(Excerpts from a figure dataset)
● ● ●

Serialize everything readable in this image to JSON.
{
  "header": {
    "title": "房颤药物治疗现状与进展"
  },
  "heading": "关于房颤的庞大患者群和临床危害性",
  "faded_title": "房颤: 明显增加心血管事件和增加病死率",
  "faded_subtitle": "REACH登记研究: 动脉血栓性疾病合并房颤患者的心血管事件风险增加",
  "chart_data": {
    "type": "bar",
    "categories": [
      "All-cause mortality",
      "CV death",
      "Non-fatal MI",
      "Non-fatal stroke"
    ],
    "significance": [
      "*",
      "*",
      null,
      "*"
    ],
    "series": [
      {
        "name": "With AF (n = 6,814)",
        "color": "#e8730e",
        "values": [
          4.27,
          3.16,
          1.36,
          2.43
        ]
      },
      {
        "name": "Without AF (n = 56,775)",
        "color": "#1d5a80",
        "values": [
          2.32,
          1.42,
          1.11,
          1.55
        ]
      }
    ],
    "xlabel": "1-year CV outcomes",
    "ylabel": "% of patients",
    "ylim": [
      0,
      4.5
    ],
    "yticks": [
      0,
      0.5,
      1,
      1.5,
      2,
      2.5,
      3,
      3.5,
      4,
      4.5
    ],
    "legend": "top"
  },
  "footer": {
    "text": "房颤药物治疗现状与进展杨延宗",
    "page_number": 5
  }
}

● ● ●

- _Brief_: The records above, in their entirety, need to be set down again exactly.

- _Solution to this problem_:
Serialize everything readable in this image to JSON.
{
  "header": {
    "title": "房颤药物治疗现状与进展"
  },
  "heading": "关于房颤的庞大患者群和临床危害性",
  "faded_title": "房颤: 明显增加心血管事件和增加病死率",
  "faded_subtitle": "REACH登记研究: 动脉血栓性疾病合并房颤患者的心血管事件风险增加",
  "chart_data": {
    "type": "bar",
    "categories": [
      "All-cause mortality",
      "CV death",
      "Non-fatal MI",
      "Non-fatal stroke"
    ],
    "significance": [
      "*",
      "*",
      null,
      "*"
    ],
    "series": [
      {
        "name": "With AF (n = 6,814)",
        "color": "#e8730e",
        "values": [
          4.27,
          3.16,
          1.36,
          2.43
        ]
      },
      {
        "name": "Without AF (n = 56,775)",
        "color": "#1d5a80",
        "values": [
          2.32,
          1.42,
          1.11,
          1.55
        ]
      }
    ],
    "xlabel": "1-year CV outcomes",
    "ylabel": "% of patients",
    "ylim": [
      0,
      4.5
    ],
    "yticks": [
      0,
      0.5,
      1,
      1.5,
      2,
      2.5,
      3,
      3.5,
      4,
      4.5
    ],
    "legend": "top"
  },
  "footer": {
    "text": "房颤药物治疗现状与进展杨延宗",
    "page_number": 5
  }
}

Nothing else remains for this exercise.